DIRECTIONS FOR THIS TASK >>
State the count of lines below in which the word "days" appears, and add nothing.
***** DATASET RECORDS *****
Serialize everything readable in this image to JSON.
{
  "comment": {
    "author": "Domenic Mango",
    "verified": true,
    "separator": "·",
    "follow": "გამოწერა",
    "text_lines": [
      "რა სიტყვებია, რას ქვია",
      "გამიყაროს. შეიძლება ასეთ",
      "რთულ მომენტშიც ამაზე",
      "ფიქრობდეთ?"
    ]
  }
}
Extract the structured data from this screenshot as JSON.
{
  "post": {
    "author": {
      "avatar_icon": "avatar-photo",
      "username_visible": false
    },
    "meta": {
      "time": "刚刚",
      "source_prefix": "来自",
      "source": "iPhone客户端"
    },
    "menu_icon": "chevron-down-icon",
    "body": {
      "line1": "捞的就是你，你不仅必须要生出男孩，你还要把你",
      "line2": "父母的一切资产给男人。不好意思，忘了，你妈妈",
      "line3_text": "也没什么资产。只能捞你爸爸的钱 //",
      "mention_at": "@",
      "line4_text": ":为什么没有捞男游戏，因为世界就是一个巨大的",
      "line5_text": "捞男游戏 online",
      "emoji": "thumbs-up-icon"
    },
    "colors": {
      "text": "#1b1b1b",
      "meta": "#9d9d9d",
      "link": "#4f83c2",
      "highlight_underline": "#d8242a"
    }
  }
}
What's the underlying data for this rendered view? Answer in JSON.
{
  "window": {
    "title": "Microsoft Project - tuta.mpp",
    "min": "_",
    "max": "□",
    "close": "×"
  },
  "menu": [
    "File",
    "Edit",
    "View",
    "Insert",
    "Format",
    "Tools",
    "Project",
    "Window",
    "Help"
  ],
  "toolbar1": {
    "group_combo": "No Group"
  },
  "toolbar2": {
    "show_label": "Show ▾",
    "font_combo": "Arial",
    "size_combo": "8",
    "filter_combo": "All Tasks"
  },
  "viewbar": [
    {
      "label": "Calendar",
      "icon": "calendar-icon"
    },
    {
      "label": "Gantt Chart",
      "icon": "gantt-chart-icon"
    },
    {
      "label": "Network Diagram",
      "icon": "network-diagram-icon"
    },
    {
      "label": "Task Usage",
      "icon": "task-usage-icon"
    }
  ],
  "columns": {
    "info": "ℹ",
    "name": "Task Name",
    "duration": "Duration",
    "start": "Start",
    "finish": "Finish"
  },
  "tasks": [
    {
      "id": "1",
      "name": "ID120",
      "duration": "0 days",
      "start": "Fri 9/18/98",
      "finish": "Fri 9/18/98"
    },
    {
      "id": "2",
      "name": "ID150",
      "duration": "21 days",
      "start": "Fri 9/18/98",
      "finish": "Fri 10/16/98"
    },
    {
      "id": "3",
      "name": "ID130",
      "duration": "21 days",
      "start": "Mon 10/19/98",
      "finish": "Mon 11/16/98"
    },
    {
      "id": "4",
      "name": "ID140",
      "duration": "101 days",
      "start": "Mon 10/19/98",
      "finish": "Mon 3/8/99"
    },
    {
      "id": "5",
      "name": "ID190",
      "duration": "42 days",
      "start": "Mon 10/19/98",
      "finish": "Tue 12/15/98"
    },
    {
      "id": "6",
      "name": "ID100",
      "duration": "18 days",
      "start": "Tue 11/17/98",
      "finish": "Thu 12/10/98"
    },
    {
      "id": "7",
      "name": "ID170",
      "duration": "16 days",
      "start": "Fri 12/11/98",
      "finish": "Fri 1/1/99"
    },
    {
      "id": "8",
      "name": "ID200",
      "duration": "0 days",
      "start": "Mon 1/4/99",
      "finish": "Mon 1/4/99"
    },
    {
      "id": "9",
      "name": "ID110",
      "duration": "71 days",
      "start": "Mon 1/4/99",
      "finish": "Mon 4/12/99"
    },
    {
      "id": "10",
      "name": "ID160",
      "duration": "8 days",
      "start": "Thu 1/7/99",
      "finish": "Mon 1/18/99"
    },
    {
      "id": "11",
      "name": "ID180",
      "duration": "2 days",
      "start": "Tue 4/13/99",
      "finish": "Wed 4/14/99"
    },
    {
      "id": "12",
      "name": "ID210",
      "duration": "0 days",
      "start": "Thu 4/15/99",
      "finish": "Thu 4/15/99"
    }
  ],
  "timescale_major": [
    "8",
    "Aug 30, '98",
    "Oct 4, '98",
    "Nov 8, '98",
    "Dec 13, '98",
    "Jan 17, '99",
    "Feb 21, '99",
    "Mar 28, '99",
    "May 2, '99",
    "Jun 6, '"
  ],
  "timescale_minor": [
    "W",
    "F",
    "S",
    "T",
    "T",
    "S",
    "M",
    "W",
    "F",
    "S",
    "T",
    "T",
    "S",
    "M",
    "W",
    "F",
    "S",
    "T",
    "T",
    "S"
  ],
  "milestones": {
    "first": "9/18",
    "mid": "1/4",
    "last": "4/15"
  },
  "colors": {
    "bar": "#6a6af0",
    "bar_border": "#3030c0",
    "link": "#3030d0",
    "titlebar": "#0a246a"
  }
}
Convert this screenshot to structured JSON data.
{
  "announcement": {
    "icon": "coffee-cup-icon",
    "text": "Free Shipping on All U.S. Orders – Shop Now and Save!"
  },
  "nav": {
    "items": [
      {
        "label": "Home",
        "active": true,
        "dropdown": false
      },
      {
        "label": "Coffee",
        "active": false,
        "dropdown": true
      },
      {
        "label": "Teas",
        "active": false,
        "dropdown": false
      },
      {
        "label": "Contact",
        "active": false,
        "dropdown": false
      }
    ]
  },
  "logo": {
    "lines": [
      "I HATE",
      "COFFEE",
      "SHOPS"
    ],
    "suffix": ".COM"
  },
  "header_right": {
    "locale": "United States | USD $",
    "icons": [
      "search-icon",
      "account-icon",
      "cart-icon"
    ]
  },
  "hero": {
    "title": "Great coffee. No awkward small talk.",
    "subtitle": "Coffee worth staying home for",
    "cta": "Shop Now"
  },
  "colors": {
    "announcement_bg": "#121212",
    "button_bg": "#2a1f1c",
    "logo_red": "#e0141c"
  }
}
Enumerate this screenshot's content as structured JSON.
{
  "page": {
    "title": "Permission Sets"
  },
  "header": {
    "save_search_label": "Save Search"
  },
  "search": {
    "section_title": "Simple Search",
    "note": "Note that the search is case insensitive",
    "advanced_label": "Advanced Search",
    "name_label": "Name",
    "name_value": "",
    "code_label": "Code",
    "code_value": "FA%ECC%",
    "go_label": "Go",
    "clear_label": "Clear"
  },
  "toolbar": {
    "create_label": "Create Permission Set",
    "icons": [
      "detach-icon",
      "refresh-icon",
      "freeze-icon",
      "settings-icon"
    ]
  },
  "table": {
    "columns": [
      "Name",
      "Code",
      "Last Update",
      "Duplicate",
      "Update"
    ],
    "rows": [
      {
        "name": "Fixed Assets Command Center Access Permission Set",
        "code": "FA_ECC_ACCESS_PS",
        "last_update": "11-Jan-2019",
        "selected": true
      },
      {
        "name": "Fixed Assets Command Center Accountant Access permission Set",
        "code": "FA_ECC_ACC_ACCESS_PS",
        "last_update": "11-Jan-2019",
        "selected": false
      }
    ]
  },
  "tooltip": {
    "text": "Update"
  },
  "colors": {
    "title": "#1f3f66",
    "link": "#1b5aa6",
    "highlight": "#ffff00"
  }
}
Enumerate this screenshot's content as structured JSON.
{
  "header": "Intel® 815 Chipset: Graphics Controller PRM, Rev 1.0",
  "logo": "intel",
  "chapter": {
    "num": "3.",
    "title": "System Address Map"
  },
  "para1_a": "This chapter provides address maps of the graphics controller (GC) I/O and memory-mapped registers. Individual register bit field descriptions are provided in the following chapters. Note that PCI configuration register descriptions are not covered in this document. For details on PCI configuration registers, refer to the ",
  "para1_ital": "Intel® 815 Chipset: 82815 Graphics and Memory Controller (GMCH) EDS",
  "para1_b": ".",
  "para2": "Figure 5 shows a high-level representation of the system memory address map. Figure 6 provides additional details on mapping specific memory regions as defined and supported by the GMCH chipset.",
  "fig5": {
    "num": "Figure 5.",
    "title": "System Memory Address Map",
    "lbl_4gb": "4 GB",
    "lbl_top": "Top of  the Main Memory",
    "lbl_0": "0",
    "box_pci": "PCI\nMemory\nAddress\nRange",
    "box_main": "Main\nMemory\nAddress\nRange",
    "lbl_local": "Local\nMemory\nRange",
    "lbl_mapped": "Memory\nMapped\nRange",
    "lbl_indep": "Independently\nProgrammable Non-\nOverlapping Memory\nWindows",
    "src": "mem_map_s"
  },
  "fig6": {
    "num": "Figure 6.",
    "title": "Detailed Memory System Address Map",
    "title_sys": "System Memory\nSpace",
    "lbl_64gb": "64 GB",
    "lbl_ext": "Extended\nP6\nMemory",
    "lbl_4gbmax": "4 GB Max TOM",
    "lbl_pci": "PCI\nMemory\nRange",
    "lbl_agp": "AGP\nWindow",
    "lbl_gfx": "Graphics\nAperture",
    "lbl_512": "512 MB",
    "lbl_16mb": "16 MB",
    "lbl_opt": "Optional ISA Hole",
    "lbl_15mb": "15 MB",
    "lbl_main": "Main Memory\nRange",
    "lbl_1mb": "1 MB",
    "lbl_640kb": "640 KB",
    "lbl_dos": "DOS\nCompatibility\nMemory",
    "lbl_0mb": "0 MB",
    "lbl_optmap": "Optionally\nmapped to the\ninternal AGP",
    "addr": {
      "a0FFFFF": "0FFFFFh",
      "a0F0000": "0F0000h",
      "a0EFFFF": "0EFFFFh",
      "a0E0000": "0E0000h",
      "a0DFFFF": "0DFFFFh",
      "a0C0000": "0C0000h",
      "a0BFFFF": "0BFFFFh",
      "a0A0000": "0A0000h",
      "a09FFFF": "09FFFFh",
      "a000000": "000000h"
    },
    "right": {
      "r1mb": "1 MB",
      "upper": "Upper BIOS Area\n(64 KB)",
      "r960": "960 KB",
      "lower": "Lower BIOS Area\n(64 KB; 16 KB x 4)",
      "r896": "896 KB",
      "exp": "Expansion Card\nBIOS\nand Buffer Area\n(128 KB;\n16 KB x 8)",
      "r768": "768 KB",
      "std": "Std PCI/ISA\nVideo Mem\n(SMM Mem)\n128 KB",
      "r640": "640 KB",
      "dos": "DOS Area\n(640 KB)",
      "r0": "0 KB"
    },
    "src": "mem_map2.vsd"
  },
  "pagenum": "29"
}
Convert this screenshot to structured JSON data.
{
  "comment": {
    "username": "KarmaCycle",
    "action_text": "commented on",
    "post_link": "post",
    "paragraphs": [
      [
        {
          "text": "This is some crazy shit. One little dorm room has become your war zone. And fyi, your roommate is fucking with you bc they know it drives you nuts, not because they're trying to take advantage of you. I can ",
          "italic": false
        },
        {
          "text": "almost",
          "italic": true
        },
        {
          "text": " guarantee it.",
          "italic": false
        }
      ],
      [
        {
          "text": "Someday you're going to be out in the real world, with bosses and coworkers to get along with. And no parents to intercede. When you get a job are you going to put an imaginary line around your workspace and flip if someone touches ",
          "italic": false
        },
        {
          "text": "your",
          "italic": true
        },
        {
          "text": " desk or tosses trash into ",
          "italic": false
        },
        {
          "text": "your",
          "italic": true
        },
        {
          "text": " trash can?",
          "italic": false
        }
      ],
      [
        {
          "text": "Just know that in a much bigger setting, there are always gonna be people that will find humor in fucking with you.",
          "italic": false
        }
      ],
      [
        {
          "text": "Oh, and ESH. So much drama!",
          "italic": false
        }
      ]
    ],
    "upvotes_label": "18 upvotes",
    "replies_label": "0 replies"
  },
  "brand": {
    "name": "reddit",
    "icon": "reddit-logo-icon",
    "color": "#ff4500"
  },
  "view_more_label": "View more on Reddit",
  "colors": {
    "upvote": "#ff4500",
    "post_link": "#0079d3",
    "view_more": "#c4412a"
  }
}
*****
RESPONSE >>
12